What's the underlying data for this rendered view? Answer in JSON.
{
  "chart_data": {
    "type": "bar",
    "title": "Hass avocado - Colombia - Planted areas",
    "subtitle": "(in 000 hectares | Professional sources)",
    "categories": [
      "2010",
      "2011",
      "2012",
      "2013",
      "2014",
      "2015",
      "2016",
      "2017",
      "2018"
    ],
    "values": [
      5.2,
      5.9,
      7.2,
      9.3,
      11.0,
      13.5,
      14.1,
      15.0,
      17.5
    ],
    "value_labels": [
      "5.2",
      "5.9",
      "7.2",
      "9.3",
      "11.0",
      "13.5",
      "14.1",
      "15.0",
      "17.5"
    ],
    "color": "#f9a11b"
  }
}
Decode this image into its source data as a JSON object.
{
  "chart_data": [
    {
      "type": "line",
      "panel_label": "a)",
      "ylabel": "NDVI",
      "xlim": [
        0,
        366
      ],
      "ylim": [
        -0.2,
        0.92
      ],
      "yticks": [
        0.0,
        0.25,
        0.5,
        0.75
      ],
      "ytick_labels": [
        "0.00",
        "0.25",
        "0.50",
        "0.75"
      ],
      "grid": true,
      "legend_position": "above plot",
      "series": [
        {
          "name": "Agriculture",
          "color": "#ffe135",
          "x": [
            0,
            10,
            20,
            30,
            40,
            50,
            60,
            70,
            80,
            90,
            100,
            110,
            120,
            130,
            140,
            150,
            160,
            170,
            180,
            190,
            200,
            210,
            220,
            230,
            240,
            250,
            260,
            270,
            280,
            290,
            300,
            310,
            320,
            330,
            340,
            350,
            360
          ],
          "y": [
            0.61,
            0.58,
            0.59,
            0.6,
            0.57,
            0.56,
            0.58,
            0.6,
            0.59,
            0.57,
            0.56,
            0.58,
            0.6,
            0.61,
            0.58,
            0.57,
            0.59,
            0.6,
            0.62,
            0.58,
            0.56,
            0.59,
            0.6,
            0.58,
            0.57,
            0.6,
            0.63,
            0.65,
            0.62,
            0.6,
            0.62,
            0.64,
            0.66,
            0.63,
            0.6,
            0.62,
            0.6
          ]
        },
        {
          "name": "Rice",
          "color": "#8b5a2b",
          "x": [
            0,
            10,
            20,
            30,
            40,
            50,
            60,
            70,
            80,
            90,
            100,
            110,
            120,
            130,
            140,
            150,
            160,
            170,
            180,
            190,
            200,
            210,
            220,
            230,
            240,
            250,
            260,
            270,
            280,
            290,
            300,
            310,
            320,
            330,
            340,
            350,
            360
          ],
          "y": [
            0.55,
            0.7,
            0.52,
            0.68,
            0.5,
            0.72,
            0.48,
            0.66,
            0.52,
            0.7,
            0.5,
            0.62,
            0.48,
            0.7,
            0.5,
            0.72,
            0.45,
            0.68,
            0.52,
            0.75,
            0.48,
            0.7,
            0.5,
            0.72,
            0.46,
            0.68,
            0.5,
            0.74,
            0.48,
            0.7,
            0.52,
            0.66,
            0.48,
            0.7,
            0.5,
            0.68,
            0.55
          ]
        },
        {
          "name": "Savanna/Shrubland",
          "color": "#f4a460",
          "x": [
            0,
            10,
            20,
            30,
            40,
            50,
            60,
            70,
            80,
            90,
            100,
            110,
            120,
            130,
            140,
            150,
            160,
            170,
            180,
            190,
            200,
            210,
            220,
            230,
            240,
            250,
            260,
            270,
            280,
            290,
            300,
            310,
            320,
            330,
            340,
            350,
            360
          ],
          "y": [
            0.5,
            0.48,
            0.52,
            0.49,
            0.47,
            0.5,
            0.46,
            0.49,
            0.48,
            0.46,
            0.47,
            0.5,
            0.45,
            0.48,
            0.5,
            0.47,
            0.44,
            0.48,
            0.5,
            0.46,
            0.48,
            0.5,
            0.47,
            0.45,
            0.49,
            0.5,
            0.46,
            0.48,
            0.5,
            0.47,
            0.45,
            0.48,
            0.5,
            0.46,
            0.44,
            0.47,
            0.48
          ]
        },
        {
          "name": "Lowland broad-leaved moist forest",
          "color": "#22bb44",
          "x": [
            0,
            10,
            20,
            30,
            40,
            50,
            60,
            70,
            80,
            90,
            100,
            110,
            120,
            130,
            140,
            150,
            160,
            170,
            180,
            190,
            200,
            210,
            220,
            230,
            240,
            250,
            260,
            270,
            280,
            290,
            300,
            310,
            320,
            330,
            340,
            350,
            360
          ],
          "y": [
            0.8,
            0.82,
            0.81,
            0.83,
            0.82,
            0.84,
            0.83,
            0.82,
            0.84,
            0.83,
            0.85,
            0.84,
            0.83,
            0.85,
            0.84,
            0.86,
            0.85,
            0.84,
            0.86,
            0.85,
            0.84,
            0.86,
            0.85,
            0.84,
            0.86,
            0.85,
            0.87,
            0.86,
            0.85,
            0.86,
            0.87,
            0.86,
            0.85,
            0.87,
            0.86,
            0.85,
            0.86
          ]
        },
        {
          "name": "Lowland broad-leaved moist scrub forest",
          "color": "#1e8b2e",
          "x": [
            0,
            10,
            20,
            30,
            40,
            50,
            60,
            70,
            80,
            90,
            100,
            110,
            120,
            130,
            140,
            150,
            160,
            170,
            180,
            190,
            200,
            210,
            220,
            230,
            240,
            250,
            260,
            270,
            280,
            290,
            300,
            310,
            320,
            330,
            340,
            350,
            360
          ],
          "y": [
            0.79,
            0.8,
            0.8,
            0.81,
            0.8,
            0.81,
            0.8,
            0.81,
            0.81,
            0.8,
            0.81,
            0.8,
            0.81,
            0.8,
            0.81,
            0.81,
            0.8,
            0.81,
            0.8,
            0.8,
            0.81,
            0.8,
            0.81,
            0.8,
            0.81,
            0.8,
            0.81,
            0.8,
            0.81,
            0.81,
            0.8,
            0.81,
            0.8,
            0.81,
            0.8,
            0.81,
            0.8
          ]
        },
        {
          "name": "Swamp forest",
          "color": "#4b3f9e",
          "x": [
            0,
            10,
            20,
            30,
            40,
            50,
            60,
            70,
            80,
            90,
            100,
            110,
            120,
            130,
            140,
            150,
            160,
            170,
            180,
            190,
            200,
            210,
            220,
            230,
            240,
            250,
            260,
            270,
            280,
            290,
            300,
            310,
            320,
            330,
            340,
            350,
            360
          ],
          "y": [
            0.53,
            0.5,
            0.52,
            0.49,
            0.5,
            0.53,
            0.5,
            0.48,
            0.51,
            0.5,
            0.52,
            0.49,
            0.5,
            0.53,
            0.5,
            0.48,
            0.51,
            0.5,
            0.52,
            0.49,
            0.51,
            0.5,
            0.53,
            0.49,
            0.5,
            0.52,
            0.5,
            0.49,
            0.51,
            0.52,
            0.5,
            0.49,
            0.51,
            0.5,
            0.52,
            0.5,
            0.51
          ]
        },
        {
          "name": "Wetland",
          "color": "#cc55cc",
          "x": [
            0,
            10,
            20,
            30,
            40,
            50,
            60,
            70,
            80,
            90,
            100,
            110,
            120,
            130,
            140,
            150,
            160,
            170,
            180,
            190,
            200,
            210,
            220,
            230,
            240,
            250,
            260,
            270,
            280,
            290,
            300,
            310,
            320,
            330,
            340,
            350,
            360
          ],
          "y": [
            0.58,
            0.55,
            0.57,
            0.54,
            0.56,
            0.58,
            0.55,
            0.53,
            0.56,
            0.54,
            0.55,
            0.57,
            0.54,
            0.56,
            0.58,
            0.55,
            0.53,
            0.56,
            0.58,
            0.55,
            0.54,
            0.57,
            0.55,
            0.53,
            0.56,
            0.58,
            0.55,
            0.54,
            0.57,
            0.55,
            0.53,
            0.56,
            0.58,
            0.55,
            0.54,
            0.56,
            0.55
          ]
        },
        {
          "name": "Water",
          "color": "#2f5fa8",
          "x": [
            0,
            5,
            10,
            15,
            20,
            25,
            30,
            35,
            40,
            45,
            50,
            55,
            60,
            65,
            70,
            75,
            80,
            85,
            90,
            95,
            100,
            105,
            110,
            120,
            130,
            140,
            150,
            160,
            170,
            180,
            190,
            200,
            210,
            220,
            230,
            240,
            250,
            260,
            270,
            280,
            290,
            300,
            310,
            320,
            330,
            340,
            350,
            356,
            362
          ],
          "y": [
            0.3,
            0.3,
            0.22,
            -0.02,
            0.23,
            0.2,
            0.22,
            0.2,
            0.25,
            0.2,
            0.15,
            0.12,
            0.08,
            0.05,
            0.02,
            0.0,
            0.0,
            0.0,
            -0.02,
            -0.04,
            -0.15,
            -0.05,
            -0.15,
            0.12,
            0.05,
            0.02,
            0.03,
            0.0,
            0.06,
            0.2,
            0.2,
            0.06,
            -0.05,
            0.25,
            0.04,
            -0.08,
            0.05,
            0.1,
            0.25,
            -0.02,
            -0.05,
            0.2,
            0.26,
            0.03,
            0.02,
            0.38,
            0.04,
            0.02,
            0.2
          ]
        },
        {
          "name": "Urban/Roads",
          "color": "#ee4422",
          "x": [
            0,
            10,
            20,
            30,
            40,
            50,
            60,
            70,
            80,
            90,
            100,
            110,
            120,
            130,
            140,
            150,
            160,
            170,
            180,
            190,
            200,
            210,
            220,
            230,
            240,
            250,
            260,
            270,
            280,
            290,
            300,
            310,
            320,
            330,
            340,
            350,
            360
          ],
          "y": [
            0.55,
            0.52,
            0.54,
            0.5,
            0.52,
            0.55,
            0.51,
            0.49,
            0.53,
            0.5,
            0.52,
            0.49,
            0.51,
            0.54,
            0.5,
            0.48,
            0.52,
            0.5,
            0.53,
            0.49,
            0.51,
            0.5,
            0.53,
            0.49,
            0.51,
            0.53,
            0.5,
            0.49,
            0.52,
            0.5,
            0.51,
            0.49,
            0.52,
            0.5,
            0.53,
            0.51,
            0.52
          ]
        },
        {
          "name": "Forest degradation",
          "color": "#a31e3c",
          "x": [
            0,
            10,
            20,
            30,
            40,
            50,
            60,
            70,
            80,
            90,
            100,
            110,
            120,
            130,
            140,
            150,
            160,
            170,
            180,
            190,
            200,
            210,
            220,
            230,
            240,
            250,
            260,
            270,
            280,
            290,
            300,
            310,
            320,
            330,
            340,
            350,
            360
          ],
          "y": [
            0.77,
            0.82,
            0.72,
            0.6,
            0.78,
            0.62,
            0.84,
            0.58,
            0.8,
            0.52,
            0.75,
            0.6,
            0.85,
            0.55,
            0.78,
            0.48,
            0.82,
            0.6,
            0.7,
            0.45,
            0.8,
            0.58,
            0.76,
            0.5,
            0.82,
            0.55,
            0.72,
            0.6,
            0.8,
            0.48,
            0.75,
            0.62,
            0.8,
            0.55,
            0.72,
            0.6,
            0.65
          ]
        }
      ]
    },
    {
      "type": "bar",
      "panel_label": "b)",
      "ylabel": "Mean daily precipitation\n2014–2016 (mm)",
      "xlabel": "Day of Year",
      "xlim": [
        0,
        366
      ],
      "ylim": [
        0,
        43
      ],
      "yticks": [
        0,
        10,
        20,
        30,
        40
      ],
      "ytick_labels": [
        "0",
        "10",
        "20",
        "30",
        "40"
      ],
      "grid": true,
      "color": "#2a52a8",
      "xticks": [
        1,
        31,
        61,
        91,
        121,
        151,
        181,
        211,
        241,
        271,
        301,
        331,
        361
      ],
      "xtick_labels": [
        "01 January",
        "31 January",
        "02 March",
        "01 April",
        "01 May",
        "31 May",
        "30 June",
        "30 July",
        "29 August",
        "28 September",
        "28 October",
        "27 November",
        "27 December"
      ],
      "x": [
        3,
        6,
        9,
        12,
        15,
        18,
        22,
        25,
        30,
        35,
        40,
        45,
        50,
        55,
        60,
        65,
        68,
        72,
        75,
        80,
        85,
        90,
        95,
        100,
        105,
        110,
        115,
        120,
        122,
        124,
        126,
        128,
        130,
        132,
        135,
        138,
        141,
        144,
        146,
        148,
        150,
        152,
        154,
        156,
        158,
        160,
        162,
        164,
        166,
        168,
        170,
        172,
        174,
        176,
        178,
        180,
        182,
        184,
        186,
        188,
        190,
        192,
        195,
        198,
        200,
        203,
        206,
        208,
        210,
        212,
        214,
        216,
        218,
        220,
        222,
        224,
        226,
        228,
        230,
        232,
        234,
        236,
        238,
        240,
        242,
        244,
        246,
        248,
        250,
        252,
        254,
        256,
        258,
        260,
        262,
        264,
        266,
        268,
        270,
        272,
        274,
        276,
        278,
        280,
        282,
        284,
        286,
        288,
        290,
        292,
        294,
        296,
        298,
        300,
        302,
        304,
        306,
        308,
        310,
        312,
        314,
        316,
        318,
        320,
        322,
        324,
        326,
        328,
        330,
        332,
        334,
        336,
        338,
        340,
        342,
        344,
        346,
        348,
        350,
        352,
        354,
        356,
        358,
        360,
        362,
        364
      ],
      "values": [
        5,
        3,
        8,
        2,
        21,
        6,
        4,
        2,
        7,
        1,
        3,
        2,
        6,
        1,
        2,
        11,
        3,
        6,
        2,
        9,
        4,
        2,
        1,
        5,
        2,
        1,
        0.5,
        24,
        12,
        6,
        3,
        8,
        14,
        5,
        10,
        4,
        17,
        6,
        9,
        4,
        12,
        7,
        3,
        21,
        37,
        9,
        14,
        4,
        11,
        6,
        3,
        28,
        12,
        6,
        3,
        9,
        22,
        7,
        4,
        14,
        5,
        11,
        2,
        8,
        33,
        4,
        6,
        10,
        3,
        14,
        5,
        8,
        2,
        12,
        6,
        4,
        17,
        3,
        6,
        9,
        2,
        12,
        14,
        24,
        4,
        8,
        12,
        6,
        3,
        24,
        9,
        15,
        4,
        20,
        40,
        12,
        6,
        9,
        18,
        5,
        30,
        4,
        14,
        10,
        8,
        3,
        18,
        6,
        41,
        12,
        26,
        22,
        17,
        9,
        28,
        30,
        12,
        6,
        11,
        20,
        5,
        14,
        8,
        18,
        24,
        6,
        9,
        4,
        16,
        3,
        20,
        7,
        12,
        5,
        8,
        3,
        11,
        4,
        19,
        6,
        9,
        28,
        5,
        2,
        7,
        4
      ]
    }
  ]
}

§

● Written problem: Copy each line of the records above that carries the word "ylabel".

● The completed task:
      "ylabel": "NDVI",
      "ylabel": "Mean daily precipitation\n2014–2016 (mm)",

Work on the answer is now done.